-- PROBLEM TO WORK ON --
Copy out every line of the items below word for word, leaving out the pictures.

______________________________

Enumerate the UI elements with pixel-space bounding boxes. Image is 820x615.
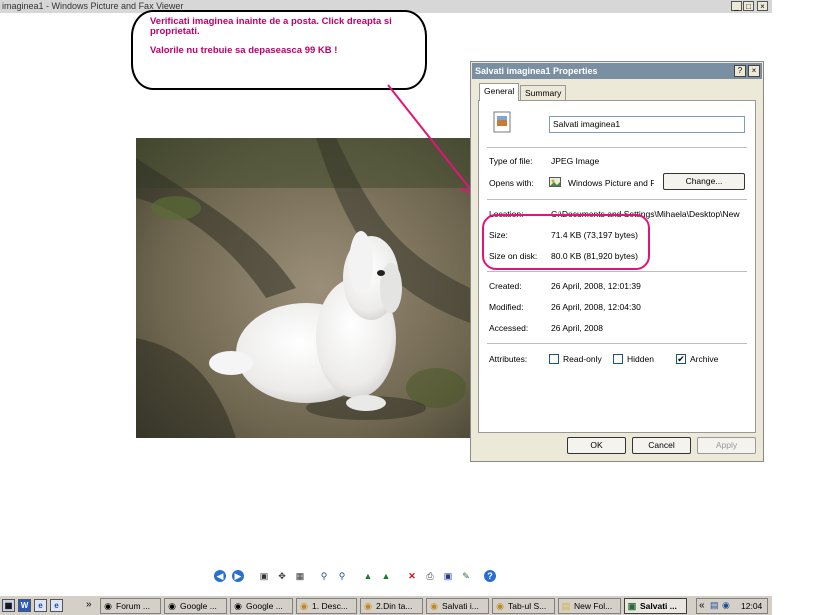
volume-icon[interactable]: ◉	[722, 600, 730, 611]
opens-with-label: Opens with:	[489, 178, 534, 188]
jpeg-file-icon	[493, 111, 511, 133]
dialog-title-bar: Salvati imaginea1 Properties ? ×	[472, 63, 762, 79]
task-salvati-active[interactable]: ▣ Salvati ...	[624, 598, 687, 614]
viewer-toolbar: ◀ ▶ ▣ ✥ ▦ ⚲ ⚲ ▲ ▲ ✕ ⎙ ▣ ✎ ?	[212, 570, 512, 584]
help-icon[interactable]: ?	[484, 570, 496, 582]
task-label: 1. Desc...	[312, 601, 348, 611]
accessed-value: 26 April, 2008	[551, 323, 603, 333]
best-fit-icon[interactable]: ▣	[258, 570, 270, 582]
taskbar: ▦ W e e » ◉ Forum ... ◉ Google ... ◉ Google…	[0, 595, 772, 615]
internet-explorer-icon[interactable]: e	[34, 599, 47, 612]
task-new-folder[interactable]: ▤ New Fol...	[558, 598, 621, 614]
print-icon[interactable]: ⎙	[424, 570, 436, 582]
rotate-counterclockwise-icon[interactable]: ▲	[380, 570, 392, 582]
apply-button[interactable]: Apply	[697, 437, 756, 454]
task-label: New Fol...	[574, 601, 613, 611]
cancel-button[interactable]: Cancel	[632, 437, 691, 454]
ie-icon: ◉	[104, 601, 112, 611]
close-button[interactable]: ×	[757, 1, 768, 11]
readonly-checkbox[interactable]	[549, 354, 559, 364]
edit-image-icon[interactable]: ✎	[460, 570, 472, 582]
annotation-line-2: Valorile nu trebuie sa depaseasca 99 KB …	[150, 45, 338, 56]
type-label: Type of file:	[489, 156, 533, 166]
accessed-label: Accessed:	[489, 323, 529, 333]
task-google-1[interactable]: ◉ Google ...	[164, 598, 227, 614]
created-label: Created:	[489, 281, 522, 291]
hidden-checkbox[interactable]	[613, 354, 623, 364]
firefox-icon: ◉	[300, 601, 308, 611]
ie-icon: ◉	[234, 601, 242, 611]
annotation-line-1: Verificati imaginea inainte de a posta. …	[150, 16, 392, 37]
attributes-label: Attributes:	[489, 354, 528, 364]
system-tray: « ▤ ◉ 12:04	[696, 598, 768, 614]
actual-size-icon[interactable]: ✥	[276, 570, 288, 582]
minimize-button[interactable]: _	[731, 1, 742, 11]
task-label: Google ...	[246, 601, 283, 611]
task-label: 2.Din ta...	[376, 601, 413, 611]
opens-with-value: Windows Picture and F	[568, 178, 654, 188]
help-button[interactable]: ?	[734, 65, 746, 77]
task-forum[interactable]: ◉ Forum ...	[100, 598, 161, 614]
task-salvati-1[interactable]: ◉ Salvati i...	[426, 598, 489, 614]
task-label: Forum ...	[116, 601, 151, 611]
task-desc[interactable]: ◉ 1. Desc...	[296, 598, 357, 614]
ok-button[interactable]: OK	[567, 437, 626, 454]
modified-value: 26 April, 2008, 12:04:30	[551, 302, 641, 312]
dialog-title: Salvati imaginea1 Properties	[475, 66, 598, 76]
properties-dialog: Salvati imaginea1 Properties ? × General…	[470, 61, 764, 462]
word-icon[interactable]: W	[18, 599, 31, 612]
tray-expand[interactable]: «	[699, 600, 705, 611]
previous-image-icon[interactable]: ◀	[214, 570, 226, 582]
modified-label: Modified:	[489, 302, 524, 312]
folder-icon: ▤	[561, 601, 571, 611]
change-button[interactable]: Change...	[663, 173, 745, 190]
maximize-button[interactable]: □	[743, 1, 754, 11]
task-tab-ul[interactable]: ◉ Tab-ul S...	[492, 598, 555, 614]
task-google-2[interactable]: ◉ Google ...	[230, 598, 293, 614]
created-value: 26 April, 2008, 12:01:39	[551, 281, 641, 291]
readonly-label: Read-only	[563, 354, 602, 364]
network-icon[interactable]: ▤	[710, 600, 719, 611]
firefox-icon: ◉	[430, 601, 438, 611]
browser-icon[interactable]: e	[50, 599, 63, 612]
divider	[487, 199, 747, 200]
firefox-icon: ◉	[364, 601, 372, 611]
archive-checkbox[interactable]: ✔	[676, 354, 686, 364]
show-desktop-icon[interactable]: ▦	[2, 599, 15, 612]
picture-viewer-icon: ▣	[627, 601, 637, 611]
task-label: Salvati i...	[442, 601, 479, 611]
quick-launch-more[interactable]: »	[86, 599, 92, 610]
task-label: Salvati ...	[640, 601, 677, 611]
zoom-out-icon[interactable]: ⚲	[336, 570, 348, 582]
dialog-close-button[interactable]: ×	[748, 65, 760, 77]
divider	[487, 147, 747, 148]
save-icon[interactable]: ▣	[442, 570, 454, 582]
task-din-ta[interactable]: ◉ 2.Din ta...	[360, 598, 423, 614]
divider	[487, 271, 747, 272]
tab-general[interactable]: General	[479, 83, 520, 101]
divider	[487, 343, 747, 344]
picture-viewer-icon	[549, 176, 561, 188]
archive-label: Archive	[690, 354, 719, 364]
clock[interactable]: 12:04	[741, 601, 762, 611]
task-label: Google ...	[180, 601, 217, 611]
rotate-clockwise-icon[interactable]: ▲	[362, 570, 374, 582]
slideshow-icon[interactable]: ▦	[294, 570, 306, 582]
filename-field[interactable]: Salvati imaginea1	[549, 116, 745, 133]
type-value: JPEG Image	[551, 156, 600, 166]
size-highlight-circle	[482, 214, 650, 270]
tab-summary[interactable]: Summary	[520, 85, 567, 100]
delete-icon[interactable]: ✕	[406, 570, 418, 582]
annotation-text: Verificati imaginea inainte de a posta. …	[150, 17, 420, 56]
task-label: Tab-ul S...	[508, 601, 547, 611]
firefox-icon: ◉	[496, 601, 504, 611]
next-image-icon[interactable]: ▶	[232, 570, 244, 582]
zoom-in-icon[interactable]: ⚲	[318, 570, 330, 582]
ie-icon: ◉	[168, 601, 176, 611]
hidden-label: Hidden	[627, 354, 654, 364]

______________________________

-- OUTPUT --
Enumerate the UI elements with pixel-space bounding boxes. Image is 820x615.
volume-icon[interactable]: ◉	[722, 600, 730, 611]
opens-with-label: Opens with:	[489, 178, 534, 188]
jpeg-file-icon	[493, 111, 511, 133]
dialog-title-bar: Salvati imaginea1 Properties ? ×	[472, 63, 762, 79]
task-salvati-active[interactable]: ▣ Salvati ...	[624, 598, 687, 614]
viewer-toolbar: ◀ ▶ ▣ ✥ ▦ ⚲ ⚲ ▲ ▲ ✕ ⎙ ▣ ✎ ?	[212, 570, 512, 584]
help-icon[interactable]: ?	[484, 570, 496, 582]
task-label: 1. Desc...	[312, 601, 348, 611]
accessed-value: 26 April, 2008	[551, 323, 603, 333]
best-fit-icon[interactable]: ▣	[258, 570, 270, 582]
taskbar: ▦ W e e » ◉ Forum ... ◉ Google ... ◉ Google…	[0, 595, 772, 615]
internet-explorer-icon[interactable]: e	[34, 599, 47, 612]
task-new-folder[interactable]: ▤ New Fol...	[558, 598, 621, 614]
print-icon[interactable]: ⎙	[424, 570, 436, 582]
rotate-counterclockwise-icon[interactable]: ▲	[380, 570, 392, 582]
apply-button[interactable]: Apply	[697, 437, 756, 454]
task-label: New Fol...	[574, 601, 613, 611]
cancel-button[interactable]: Cancel	[632, 437, 691, 454]
ie-icon: ◉	[104, 601, 112, 611]
close-button[interactable]: ×	[757, 1, 768, 11]
readonly-checkbox[interactable]	[549, 354, 559, 364]
edit-image-icon[interactable]: ✎	[460, 570, 472, 582]
annotation-line-2: Valorile nu trebuie sa depaseasca 99 KB …	[150, 45, 338, 56]
type-label: Type of file:	[489, 156, 533, 166]
accessed-label: Accessed:	[489, 323, 529, 333]
task-google-1[interactable]: ◉ Google ...	[164, 598, 227, 614]
created-label: Created:	[489, 281, 522, 291]
hidden-checkbox[interactable]	[613, 354, 623, 364]
firefox-icon: ◉	[300, 601, 308, 611]
ie-icon: ◉	[234, 601, 242, 611]
annotation-line-1: Verificati imaginea inainte de a posta. …	[150, 16, 392, 37]
attributes-label: Attributes:	[489, 354, 528, 364]
system-tray: « ▤ ◉ 12:04	[696, 598, 768, 614]
actual-size-icon[interactable]: ✥	[276, 570, 288, 582]
minimize-button[interactable]: _	[731, 1, 742, 11]
task-label: Google ...	[246, 601, 283, 611]
task-label: 2.Din ta...	[376, 601, 413, 611]
opens-with-value: Windows Picture and F	[568, 178, 654, 188]
help-button[interactable]: ?	[734, 65, 746, 77]
task-forum[interactable]: ◉ Forum ...	[100, 598, 161, 614]
task-salvati-1[interactable]: ◉ Salvati i...	[426, 598, 489, 614]
task-label: Forum ...	[116, 601, 151, 611]
task-desc[interactable]: ◉ 1. Desc...	[296, 598, 357, 614]
ok-button[interactable]: OK	[567, 437, 626, 454]
modified-value: 26 April, 2008, 12:04:30	[551, 302, 641, 312]
dialog-title: Salvati imaginea1 Properties	[475, 66, 598, 76]
properties-dialog: Salvati imaginea1 Properties ? × General…	[470, 61, 764, 462]
word-icon[interactable]: W	[18, 599, 31, 612]
tray-expand[interactable]: «	[699, 600, 705, 611]
previous-image-icon[interactable]: ◀	[214, 570, 226, 582]
modified-label: Modified:	[489, 302, 524, 312]
folder-icon: ▤	[561, 601, 571, 611]
change-button[interactable]: Change...	[663, 173, 745, 190]
maximize-button[interactable]: □	[743, 1, 754, 11]
task-tab-ul[interactable]: ◉ Tab-ul S...	[492, 598, 555, 614]
task-google-2[interactable]: ◉ Google ...	[230, 598, 293, 614]
created-value: 26 April, 2008, 12:01:39	[551, 281, 641, 291]
readonly-label: Read-only	[563, 354, 602, 364]
network-icon[interactable]: ▤	[710, 600, 719, 611]
firefox-icon: ◉	[430, 601, 438, 611]
browser-icon[interactable]: e	[50, 599, 63, 612]
divider	[487, 199, 747, 200]
firefox-icon: ◉	[364, 601, 372, 611]
archive-checkbox[interactable]: ✔	[676, 354, 686, 364]
show-desktop-icon[interactable]: ▦	[2, 599, 15, 612]
picture-viewer-icon: ▣	[627, 601, 637, 611]
task-label: Salvati i...	[442, 601, 479, 611]
quick-launch-more[interactable]: »	[86, 599, 92, 610]
task-label: Salvati ...	[640, 601, 677, 611]
zoom-out-icon[interactable]: ⚲	[336, 570, 348, 582]
dialog-close-button[interactable]: ×	[748, 65, 760, 77]
divider	[487, 147, 747, 148]
save-icon[interactable]: ▣	[442, 570, 454, 582]
task-din-ta[interactable]: ◉ 2.Din ta...	[360, 598, 423, 614]
divider	[487, 271, 747, 272]
tab-general[interactable]: General	[479, 83, 520, 101]
divider	[487, 343, 747, 344]
picture-viewer-icon	[549, 176, 561, 188]
archive-label: Archive	[690, 354, 719, 364]
clock[interactable]: 12:04	[741, 601, 762, 611]
task-label: Google ...	[180, 601, 217, 611]
rotate-clockwise-icon[interactable]: ▲	[362, 570, 374, 582]
slideshow-icon[interactable]: ▦	[294, 570, 306, 582]
filename-field[interactable]: Salvati imaginea1	[549, 116, 745, 133]
type-value: JPEG Image	[551, 156, 600, 166]
size-highlight-circle	[482, 214, 650, 270]
tab-summary[interactable]: Summary	[520, 85, 567, 100]
delete-icon[interactable]: ✕	[406, 570, 418, 582]
annotation-text: Verificati imaginea inainte de a posta. …	[150, 17, 420, 56]
task-label: Tab-ul S...	[508, 601, 547, 611]
firefox-icon: ◉	[496, 601, 504, 611]
next-image-icon[interactable]: ▶	[232, 570, 244, 582]
zoom-in-icon[interactable]: ⚲	[318, 570, 330, 582]
ie-icon: ◉	[168, 601, 176, 611]
hidden-label: Hidden	[627, 354, 654, 364]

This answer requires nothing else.